• Given request: Copy out all lines with the word "clients" in them.

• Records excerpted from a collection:
================================

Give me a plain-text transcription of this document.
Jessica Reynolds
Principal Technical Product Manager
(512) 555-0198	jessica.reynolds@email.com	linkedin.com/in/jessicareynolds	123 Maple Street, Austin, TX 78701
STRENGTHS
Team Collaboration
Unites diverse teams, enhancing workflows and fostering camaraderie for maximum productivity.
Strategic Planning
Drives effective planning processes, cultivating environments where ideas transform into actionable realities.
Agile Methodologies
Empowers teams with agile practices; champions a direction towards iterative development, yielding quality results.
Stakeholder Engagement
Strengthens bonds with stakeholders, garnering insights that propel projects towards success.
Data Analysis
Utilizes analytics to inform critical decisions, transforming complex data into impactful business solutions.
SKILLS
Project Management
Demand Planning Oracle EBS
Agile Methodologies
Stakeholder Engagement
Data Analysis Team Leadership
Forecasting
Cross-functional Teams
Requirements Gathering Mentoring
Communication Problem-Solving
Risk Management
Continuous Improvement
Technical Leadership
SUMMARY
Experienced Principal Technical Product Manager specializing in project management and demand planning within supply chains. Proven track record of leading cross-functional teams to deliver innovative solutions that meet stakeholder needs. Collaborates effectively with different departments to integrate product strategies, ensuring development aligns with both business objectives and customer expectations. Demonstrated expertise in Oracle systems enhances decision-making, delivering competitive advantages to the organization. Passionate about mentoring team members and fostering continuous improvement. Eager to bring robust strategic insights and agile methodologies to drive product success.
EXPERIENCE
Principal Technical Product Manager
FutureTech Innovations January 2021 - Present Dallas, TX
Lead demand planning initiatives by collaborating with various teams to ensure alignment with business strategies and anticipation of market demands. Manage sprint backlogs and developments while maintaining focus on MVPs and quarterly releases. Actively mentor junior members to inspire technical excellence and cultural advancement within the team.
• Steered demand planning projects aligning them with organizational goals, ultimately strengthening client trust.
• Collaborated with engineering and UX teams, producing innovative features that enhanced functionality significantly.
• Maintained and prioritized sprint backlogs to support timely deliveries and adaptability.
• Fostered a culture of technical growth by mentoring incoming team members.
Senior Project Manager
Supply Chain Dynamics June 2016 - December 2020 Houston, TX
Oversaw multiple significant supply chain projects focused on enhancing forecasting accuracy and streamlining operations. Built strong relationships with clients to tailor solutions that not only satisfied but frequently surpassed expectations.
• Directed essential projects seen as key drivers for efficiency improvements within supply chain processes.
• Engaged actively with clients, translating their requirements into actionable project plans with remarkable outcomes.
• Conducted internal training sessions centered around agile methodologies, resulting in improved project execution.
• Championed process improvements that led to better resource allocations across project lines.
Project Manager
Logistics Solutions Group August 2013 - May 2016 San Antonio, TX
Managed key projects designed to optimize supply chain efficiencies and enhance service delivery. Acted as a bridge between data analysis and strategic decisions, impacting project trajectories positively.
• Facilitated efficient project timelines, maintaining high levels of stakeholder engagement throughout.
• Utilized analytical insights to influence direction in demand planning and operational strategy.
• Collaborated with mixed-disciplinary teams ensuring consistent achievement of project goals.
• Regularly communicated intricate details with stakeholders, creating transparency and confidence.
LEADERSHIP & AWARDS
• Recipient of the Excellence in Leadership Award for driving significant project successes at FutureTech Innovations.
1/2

================================

• Worked solution:
Oversaw multiple significant supply chain projects focused on enhancing forecasting accuracy and streamlining operations. Built strong relationships with clients to tailor solutions that not only satisfied but frequently surpassed expectations.
• Engaged actively with clients, translating their requirements into actionable project plans with remarkable outcomes.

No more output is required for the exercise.